## Given problem:
Look for "show" in the listing below. Gather each line that contains it.

## Record set:
* * * * * * * * *
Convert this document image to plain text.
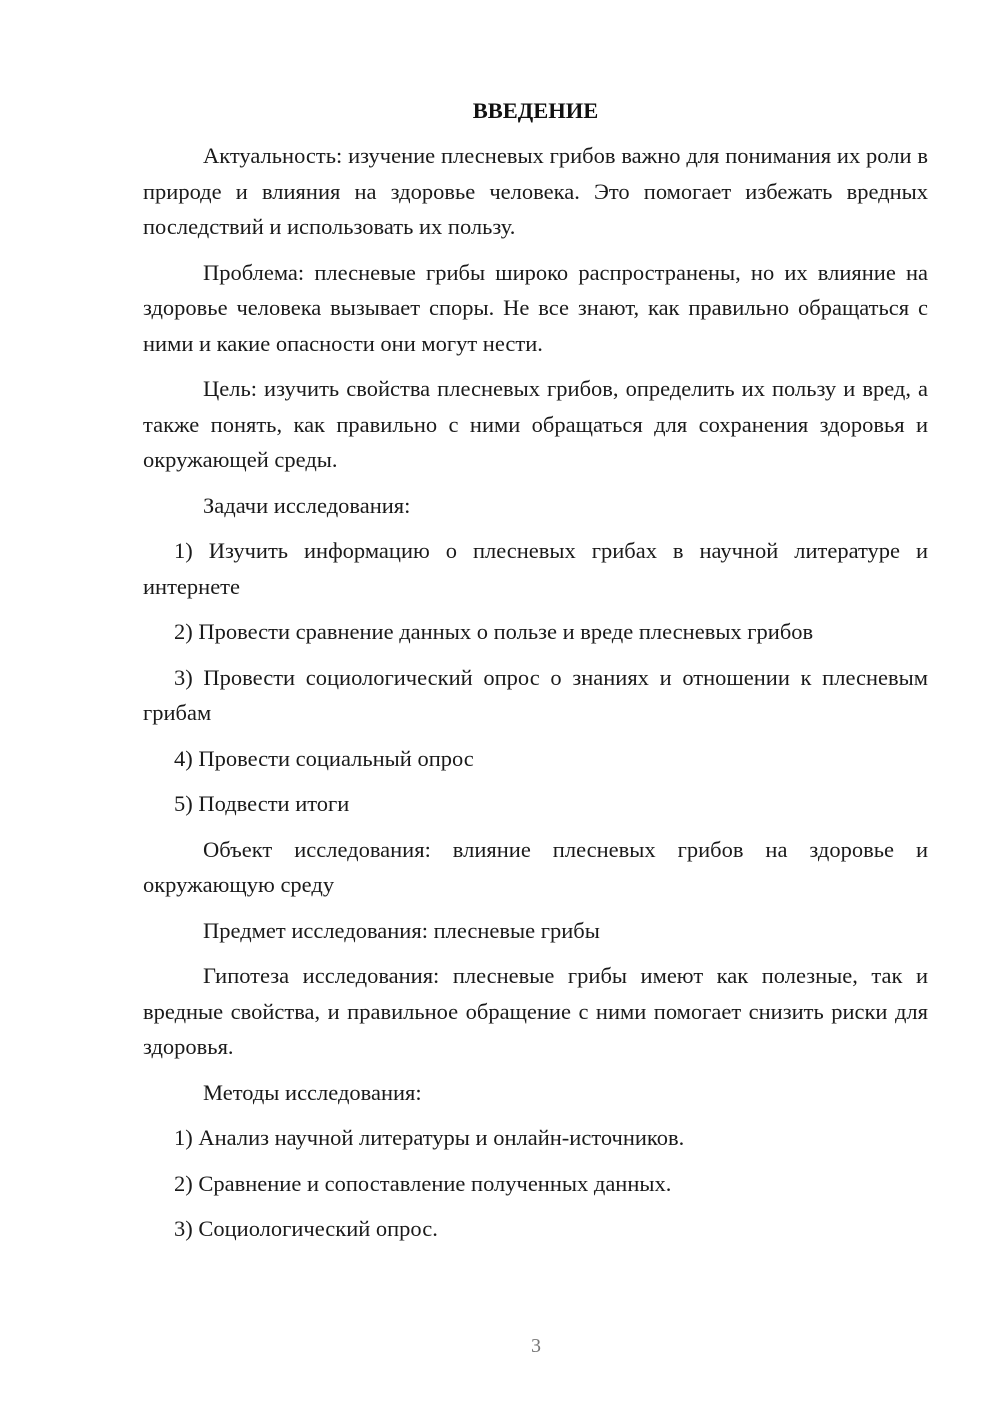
ВВЕДЕНИЕ

Актуальность: изучение плесневых грибов важно для понимания их роли в природе и влияния на здоровье человека. Это помогает избежать вредных последствий и использовать их пользу.

Проблема: плесневые грибы широко распространены, но их влияние на здоровье человека вызывает споры. Не все знают, как правильно обращаться с ними и какие опасности они могут нести.

Цель: изучить свойства плесневых грибов, определить их пользу и вред, а также понять, как правильно с ними обращаться для сохранения здоровья и окружающей среды.

Задачи исследования:

1) Изучить информацию о плесневых грибах в научной литературе и интернете

2) Провести сравнение данных о пользе и вреде плесневых грибов

3) Провести социологический опрос о знаниях и отношении к плесневым грибам

4) Провести социальный опрос

5) Подвести итоги

Объект исследования: влияние плесневых грибов на здоровье и окружающую среду

Предмет исследования: плесневые грибы

Гипотеза исследования: плесневые грибы имеют как полезные, так и вредные свойства, и правильное обращение с ними помогает снизить риски для здоровья.

Методы исследования:

1) Анализ научной литературы и онлайн-источников.

2) Сравнение и сопоставление полученных данных.

3) Социологический опрос.

3
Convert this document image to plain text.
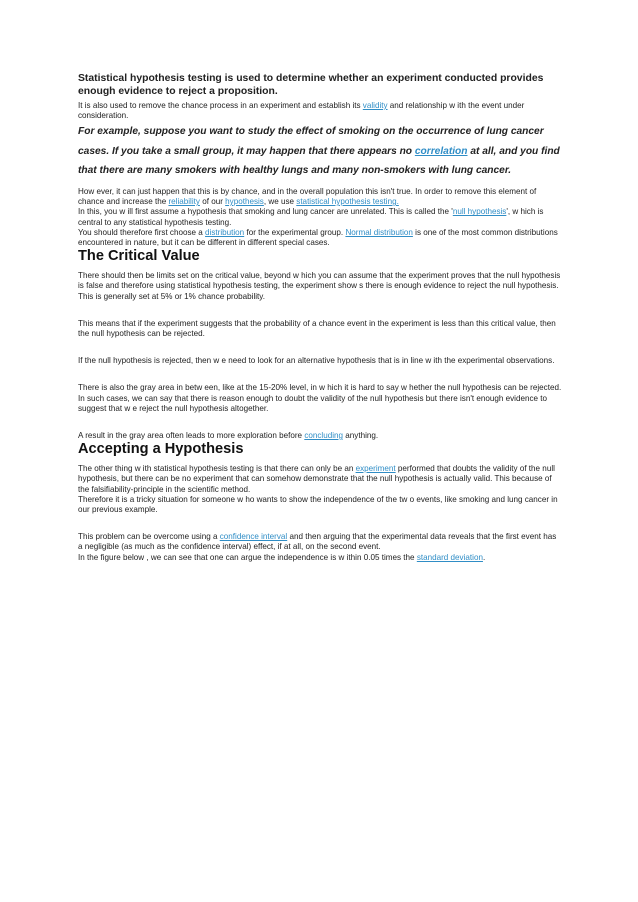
Statistical hypothesis testing is used to determine whether an experiment conducted provides enough evidence to reject a proposition.

It is also used to remove the chance process in an experiment and establish its validity and relationship w ith the event under consideration.

For example, suppose you want to study the effect of smoking on the occurrence of lung cancer cases. If you take a small group, it may happen that there appears no correlation at all, and you find that there are many smokers with healthy lungs and many non-smokers with lung cancer.

How ever, it can just happen that this is by chance, and in the overall population this isn't true. In order to remove this element of

chance and increase the reliability of our hypothesis, we use statistical hypothesis testing.

In this, you w ill first assume a hypothesis that smoking and lung cancer are unrelated. This is called the 'null hypothesis', w hich is central to any statistical hypothesis testing.

You should therefore first choose a distribution for the experimental group. Normal distribution is one of the most common distributions encountered in nature, but it can be different in different special cases.

The Critical Value

There should then be limits set on the critical value, beyond w hich you can assume that the experiment proves that the null hypothesis is false and therefore using statistical hypothesis testing, the experiment show s there is enough evidence to reject the null hypothesis. This is generally set at 5% or 1% chance probability.

This means that if the experiment suggests that the probability of a chance event in the experiment is less than this critical value, then the null hypothesis can be rejected.

If the null hypothesis is rejected, then w e need to look for an alternative hypothesis that is in line w ith the experimental observations.

There is also the gray area in betw een, like at the 15-20% level, in w hich it is hard to say w hether the null hypothesis can be rejected. In such cases, we can say that there is reason enough to doubt the validity of the null hypothesis but there isn't enough evidence to suggest that w e reject the null hypothesis altogether.

A result in the gray area often leads to more exploration before concluding anything.

Accepting a Hypothesis

The other thing w ith statistical hypothesis testing is that there can only be an experiment performed that doubts the validity of the null hypothesis, but there can be no experiment that can somehow demonstrate that the null hypothesis is actually valid. This because of the falsifiability-principle in the scientific method.

Therefore it is a tricky situation for someone w ho wants to show the independence of the tw o events, like smoking and lung cancer in our previous example.

This problem can be overcome using a confidence interval and then arguing that the experimental data reveals that the first event has a negligible (as much as the confidence interval) effect, if at all, on the second event.

In the figure below , we can see that one can argue the independence is w ithin 0.05 times the standard deviation.
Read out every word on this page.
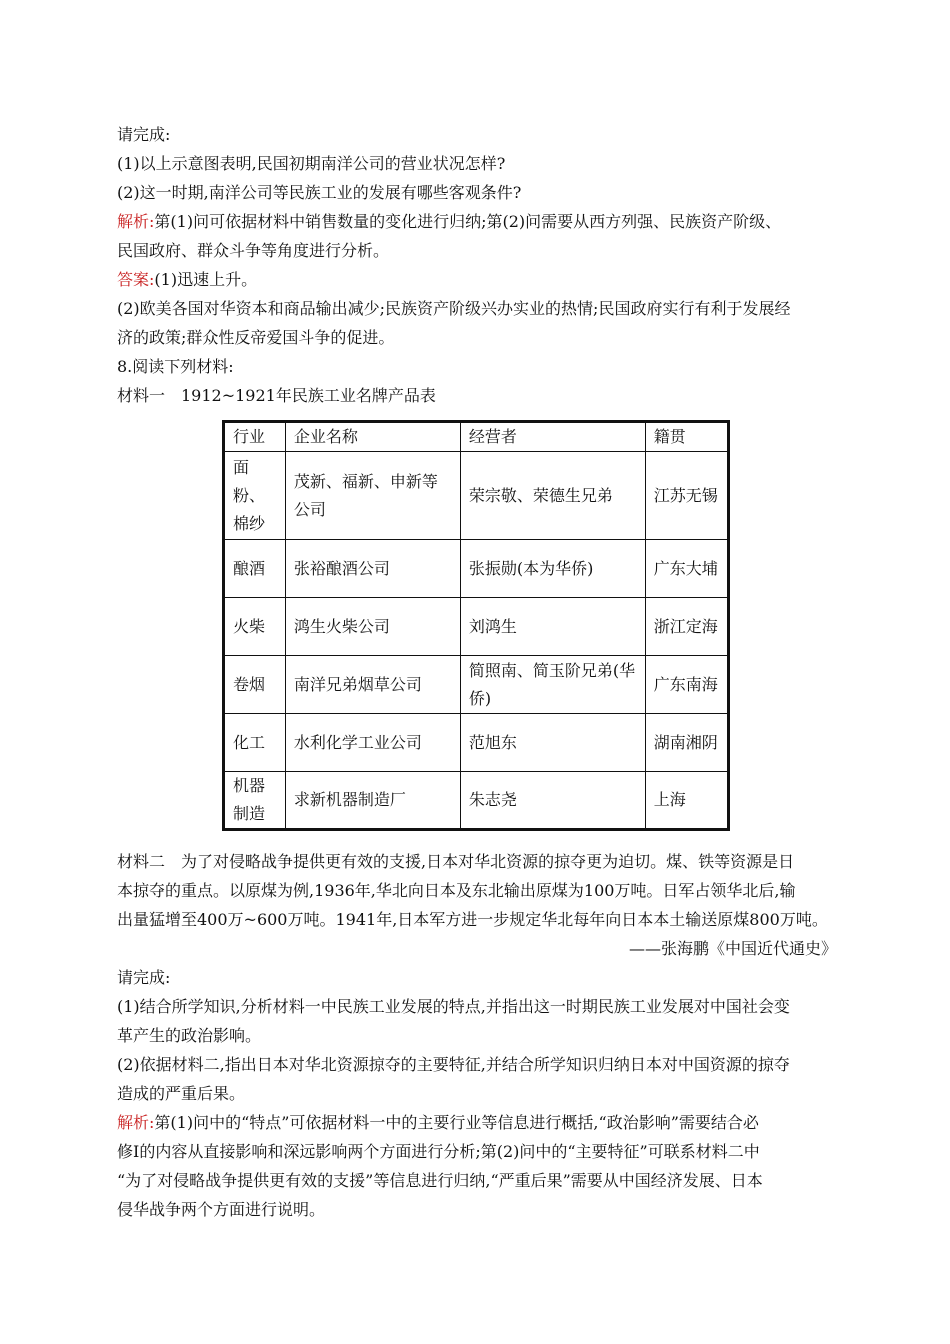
请完成:
(1)以上示意图表明,民国初期南洋公司的营业状况怎样?
(2)这一时期,南洋公司等民族工业的发展有哪些客观条件?
解析:第(1)问可依据材料中销售数量的变化进行归纳;第(2)问需要从西方列强、民族资产阶级、
民国政府、群众斗争等角度进行分析。
答案:(1)迅速上升。
(2)欧美各国对华资本和商品输出减少;民族资产阶级兴办实业的热情;民国政府实行有利于发展经
济的政策;群众性反帝爱国斗争的促进。
8.阅读下列材料:
材料一　1912~1921年民族工业名牌产品表
行业	企业名称	经营者	籍贯
面粉、棉纱	茂新、福新、申新等公司	荣宗敬、荣德生兄弟	江苏无锡
酿酒	张裕酿酒公司	张振勋(本为华侨)	广东大埔
火柴	鸿生火柴公司	刘鸿生	浙江定海
卷烟	南洋兄弟烟草公司	简照南、简玉阶兄弟(华侨)	广东南海
化工	水利化学工业公司	范旭东	湖南湘阴
机器制造	求新机器制造厂	朱志尧	上海
材料二　为了对侵略战争提供更有效的支援,日本对华北资源的掠夺更为迫切。煤、铁等资源是日
本掠夺的重点。以原煤为例,1936年,华北向日本及东北输出原煤为100万吨。日军占领华北后,输
出量猛增至400万~600万吨。1941年,日本军方进一步规定华北每年向日本本土输送原煤800万吨。
——张海鹏《中国近代通史》
请完成:
(1)结合所学知识,分析材料一中民族工业发展的特点,并指出这一时期民族工业发展对中国社会变
革产生的政治影响。
(2)依据材料二,指出日本对华北资源掠夺的主要特征,并结合所学知识归纳日本对中国资源的掠夺
造成的严重后果。
解析:第(1)问中的“特点”可依据材料一中的主要行业等信息进行概括,“政治影响”需要结合必
修Ⅰ的内容从直接影响和深远影响两个方面进行分析;第(2)问中的“主要特征”可联系材料二中
“为了对侵略战争提供更有效的支援”等信息进行归纳,“严重后果”需要从中国经济发展、日本
侵华战争两个方面进行说明。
* * * * * * * * *
## Complete answer:
There should then be limits set on the critical value, beyond w hich you can assume that the experiment proves that the null hypothesis is false and therefore using statistical hypothesis testing, the experiment show s there is enough evidence to reject the null hypothesis. This is generally set at 5% or 1% chance probability.
Therefore it is a tricky situation for someone w ho wants to show the independence of the tw o events, like smoking and lung cancer in our previous example.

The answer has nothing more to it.